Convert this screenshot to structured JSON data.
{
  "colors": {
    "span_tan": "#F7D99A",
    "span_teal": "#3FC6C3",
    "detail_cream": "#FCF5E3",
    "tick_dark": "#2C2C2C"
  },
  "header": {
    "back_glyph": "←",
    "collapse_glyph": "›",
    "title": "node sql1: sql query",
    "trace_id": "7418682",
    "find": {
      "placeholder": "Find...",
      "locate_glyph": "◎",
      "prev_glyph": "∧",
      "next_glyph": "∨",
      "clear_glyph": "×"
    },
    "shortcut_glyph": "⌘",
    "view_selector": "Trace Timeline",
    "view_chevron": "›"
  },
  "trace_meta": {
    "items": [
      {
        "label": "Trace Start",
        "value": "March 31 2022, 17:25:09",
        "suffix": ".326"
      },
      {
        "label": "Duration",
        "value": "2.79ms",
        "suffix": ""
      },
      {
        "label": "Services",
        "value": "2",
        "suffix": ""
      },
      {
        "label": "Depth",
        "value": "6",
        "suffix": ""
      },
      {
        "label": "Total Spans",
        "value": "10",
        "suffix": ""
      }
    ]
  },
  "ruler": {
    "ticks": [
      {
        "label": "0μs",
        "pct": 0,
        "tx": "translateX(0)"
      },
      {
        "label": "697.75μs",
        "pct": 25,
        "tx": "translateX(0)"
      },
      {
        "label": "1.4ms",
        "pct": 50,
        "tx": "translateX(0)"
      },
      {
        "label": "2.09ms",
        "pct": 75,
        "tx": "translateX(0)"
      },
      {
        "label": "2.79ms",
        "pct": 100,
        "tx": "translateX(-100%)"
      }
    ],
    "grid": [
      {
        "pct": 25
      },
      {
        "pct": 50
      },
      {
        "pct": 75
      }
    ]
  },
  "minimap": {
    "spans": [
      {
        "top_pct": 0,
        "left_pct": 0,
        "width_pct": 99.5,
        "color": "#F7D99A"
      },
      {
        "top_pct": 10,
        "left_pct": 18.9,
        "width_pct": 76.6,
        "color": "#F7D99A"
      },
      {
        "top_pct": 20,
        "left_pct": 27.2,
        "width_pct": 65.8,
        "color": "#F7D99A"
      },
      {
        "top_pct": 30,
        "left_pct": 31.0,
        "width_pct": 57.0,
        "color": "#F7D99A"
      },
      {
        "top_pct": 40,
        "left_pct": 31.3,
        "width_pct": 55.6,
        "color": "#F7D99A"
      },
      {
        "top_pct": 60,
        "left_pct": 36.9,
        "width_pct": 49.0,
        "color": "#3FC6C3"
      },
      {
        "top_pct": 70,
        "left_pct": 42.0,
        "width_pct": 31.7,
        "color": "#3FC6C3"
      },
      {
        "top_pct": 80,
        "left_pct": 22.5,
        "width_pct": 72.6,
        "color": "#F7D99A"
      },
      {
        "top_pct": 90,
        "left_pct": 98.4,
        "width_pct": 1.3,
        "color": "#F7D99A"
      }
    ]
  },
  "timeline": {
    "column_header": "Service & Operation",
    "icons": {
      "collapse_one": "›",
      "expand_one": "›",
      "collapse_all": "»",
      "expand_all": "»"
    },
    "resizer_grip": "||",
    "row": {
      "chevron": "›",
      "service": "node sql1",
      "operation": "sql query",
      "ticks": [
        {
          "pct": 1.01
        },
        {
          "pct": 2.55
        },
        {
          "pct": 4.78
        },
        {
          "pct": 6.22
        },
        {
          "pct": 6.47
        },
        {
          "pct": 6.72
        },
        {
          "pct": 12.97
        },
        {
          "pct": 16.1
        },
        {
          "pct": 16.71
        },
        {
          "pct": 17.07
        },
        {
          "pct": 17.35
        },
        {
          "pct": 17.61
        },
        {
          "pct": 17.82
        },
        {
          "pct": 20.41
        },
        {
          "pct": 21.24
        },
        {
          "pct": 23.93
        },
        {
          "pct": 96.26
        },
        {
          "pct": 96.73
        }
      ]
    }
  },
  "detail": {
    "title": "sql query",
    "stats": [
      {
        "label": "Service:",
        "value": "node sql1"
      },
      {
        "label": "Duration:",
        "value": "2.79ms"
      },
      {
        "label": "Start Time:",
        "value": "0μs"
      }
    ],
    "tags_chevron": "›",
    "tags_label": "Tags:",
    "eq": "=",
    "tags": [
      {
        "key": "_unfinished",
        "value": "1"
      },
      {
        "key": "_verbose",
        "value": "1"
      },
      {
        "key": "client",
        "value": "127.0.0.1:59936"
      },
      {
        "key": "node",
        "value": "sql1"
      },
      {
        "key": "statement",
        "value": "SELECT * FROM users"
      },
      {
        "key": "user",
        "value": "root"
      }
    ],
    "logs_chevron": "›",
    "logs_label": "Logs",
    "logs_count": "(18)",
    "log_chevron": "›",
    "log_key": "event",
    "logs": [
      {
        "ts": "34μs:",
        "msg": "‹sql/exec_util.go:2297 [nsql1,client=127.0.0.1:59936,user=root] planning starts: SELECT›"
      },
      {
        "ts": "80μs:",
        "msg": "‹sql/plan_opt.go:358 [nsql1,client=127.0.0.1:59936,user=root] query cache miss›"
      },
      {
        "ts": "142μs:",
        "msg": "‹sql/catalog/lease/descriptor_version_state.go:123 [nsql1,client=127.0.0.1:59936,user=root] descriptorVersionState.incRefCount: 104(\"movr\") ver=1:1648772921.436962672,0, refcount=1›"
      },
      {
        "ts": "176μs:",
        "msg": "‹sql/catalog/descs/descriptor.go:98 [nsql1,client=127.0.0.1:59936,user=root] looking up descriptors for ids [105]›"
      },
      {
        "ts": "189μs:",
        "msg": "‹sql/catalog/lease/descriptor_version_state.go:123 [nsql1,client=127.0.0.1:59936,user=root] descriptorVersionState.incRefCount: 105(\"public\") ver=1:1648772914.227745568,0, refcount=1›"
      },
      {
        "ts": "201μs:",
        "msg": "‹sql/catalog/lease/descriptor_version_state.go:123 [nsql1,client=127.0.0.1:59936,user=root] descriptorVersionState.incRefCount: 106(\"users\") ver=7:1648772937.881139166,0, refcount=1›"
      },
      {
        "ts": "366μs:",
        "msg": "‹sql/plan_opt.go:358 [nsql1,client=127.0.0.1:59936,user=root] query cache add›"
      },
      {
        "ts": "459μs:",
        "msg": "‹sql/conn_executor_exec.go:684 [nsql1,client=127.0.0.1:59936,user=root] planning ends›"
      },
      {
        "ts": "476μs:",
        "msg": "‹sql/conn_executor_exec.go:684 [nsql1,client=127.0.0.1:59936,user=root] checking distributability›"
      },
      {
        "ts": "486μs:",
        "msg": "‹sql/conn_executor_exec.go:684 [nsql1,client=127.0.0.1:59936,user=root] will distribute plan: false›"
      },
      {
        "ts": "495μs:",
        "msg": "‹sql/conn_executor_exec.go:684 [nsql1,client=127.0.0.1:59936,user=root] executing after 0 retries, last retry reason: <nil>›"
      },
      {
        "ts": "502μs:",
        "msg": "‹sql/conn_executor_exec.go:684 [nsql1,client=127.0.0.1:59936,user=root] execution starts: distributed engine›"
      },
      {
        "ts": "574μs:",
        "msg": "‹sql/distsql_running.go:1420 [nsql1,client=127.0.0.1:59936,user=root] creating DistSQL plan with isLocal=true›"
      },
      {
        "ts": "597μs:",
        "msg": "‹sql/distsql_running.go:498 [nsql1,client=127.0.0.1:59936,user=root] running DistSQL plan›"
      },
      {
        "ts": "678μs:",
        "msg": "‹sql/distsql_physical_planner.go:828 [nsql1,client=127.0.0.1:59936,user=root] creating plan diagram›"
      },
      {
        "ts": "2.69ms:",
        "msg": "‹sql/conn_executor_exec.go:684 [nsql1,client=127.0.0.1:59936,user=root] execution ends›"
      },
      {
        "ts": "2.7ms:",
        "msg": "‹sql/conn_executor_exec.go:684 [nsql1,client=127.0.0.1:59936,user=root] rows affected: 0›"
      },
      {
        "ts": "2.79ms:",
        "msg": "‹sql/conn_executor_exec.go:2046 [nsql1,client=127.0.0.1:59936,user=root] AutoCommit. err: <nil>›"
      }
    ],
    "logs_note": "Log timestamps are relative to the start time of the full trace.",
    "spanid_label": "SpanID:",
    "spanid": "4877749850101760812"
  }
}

=-=-=-=-=

**Exercise brief**
Of the lines in the records, determine how many contain the word "incRefCount", and report that number alone.

**Answer for the task**
3